**Directive**
The records below are to be quoted in full; please keep every word exact.
--- --- ---
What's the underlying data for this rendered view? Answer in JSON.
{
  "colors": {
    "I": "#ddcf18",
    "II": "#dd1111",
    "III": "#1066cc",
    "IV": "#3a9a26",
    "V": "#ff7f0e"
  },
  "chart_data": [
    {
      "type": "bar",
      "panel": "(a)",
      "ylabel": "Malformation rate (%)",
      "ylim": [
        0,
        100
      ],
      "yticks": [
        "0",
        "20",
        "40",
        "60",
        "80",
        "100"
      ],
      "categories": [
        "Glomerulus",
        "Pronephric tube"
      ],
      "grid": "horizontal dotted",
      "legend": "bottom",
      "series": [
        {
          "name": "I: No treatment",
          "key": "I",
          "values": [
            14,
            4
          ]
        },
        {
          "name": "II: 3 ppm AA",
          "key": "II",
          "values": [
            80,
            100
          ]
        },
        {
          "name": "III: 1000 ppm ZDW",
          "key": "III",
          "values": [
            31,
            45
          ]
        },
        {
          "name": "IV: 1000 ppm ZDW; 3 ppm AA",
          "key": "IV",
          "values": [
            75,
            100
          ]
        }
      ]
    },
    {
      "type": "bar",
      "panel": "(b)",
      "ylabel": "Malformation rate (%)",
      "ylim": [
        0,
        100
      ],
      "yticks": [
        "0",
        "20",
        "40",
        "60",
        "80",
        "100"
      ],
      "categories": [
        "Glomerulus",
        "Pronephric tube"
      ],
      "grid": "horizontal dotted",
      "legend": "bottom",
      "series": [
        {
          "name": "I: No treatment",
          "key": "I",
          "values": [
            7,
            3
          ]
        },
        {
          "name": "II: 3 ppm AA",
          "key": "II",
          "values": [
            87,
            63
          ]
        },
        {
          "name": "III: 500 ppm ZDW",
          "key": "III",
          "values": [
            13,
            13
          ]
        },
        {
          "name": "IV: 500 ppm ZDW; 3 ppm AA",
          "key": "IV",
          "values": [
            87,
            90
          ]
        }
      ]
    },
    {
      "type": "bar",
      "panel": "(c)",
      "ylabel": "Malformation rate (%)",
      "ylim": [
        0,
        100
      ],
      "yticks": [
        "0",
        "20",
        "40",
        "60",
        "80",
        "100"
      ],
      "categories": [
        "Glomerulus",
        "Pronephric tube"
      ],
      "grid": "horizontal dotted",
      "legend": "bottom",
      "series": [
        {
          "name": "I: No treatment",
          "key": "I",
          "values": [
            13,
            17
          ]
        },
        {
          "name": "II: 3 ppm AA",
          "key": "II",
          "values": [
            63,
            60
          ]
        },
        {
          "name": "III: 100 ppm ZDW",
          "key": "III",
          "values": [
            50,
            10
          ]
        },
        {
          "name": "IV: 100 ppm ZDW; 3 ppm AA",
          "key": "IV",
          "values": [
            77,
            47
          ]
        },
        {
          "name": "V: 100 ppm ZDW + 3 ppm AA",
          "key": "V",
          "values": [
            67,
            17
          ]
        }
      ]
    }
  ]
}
--- --- ---
**Written solution**
What's the underlying data for this rendered view? Answer in JSON.
{
  "colors": {
    "I": "#ddcf18",
    "II": "#dd1111",
    "III": "#1066cc",
    "IV": "#3a9a26",
    "V": "#ff7f0e"
  },
  "chart_data": [
    {
      "type": "bar",
      "panel": "(a)",
      "ylabel": "Malformation rate (%)",
      "ylim": [
        0,
        100
      ],
      "yticks": [
        "0",
        "20",
        "40",
        "60",
        "80",
        "100"
      ],
      "categories": [
        "Glomerulus",
        "Pronephric tube"
      ],
      "grid": "horizontal dotted",
      "legend": "bottom",
      "series": [
        {
          "name": "I: No treatment",
          "key": "I",
          "values": [
            14,
            4
          ]
        },
        {
          "name": "II: 3 ppm AA",
          "key": "II",
          "values": [
            80,
            100
          ]
        },
        {
          "name": "III: 1000 ppm ZDW",
          "key": "III",
          "values": [
            31,
            45
          ]
        },
        {
          "name": "IV: 1000 ppm ZDW; 3 ppm AA",
          "key": "IV",
          "values": [
            75,
            100
          ]
        }
      ]
    },
    {
      "type": "bar",
      "panel": "(b)",
      "ylabel": "Malformation rate (%)",
      "ylim": [
        0,
        100
      ],
      "yticks": [
        "0",
        "20",
        "40",
        "60",
        "80",
        "100"
      ],
      "categories": [
        "Glomerulus",
        "Pronephric tube"
      ],
      "grid": "horizontal dotted",
      "legend": "bottom",
      "series": [
        {
          "name": "I: No treatment",
          "key": "I",
          "values": [
            7,
            3
          ]
        },
        {
          "name": "II: 3 ppm AA",
          "key": "II",
          "values": [
            87,
            63
          ]
        },
        {
          "name": "III: 500 ppm ZDW",
          "key": "III",
          "values": [
            13,
            13
          ]
        },
        {
          "name": "IV: 500 ppm ZDW; 3 ppm AA",
          "key": "IV",
          "values": [
            87,
            90
          ]
        }
      ]
    },
    {
      "type": "bar",
      "panel": "(c)",
      "ylabel": "Malformation rate (%)",
      "ylim": [
        0,
        100
      ],
      "yticks": [
        "0",
        "20",
        "40",
        "60",
        "80",
        "100"
      ],
      "categories": [
        "Glomerulus",
        "Pronephric tube"
      ],
      "grid": "horizontal dotted",
      "legend": "bottom",
      "series": [
        {
          "name": "I: No treatment",
          "key": "I",
          "values": [
            13,
            17
          ]
        },
        {
          "name": "II: 3 ppm AA",
          "key": "II",
          "values": [
            63,
            60
          ]
        },
        {
          "name": "III: 100 ppm ZDW",
          "key": "III",
          "values": [
            50,
            10
          ]
        },
        {
          "name": "IV: 100 ppm ZDW; 3 ppm AA",
          "key": "IV",
          "values": [
            77,
            47
          ]
        },
        {
          "name": "V: 100 ppm ZDW + 3 ppm AA",
          "key": "V",
          "values": [
            67,
            17
          ]
        }
      ]
    }
  ]
}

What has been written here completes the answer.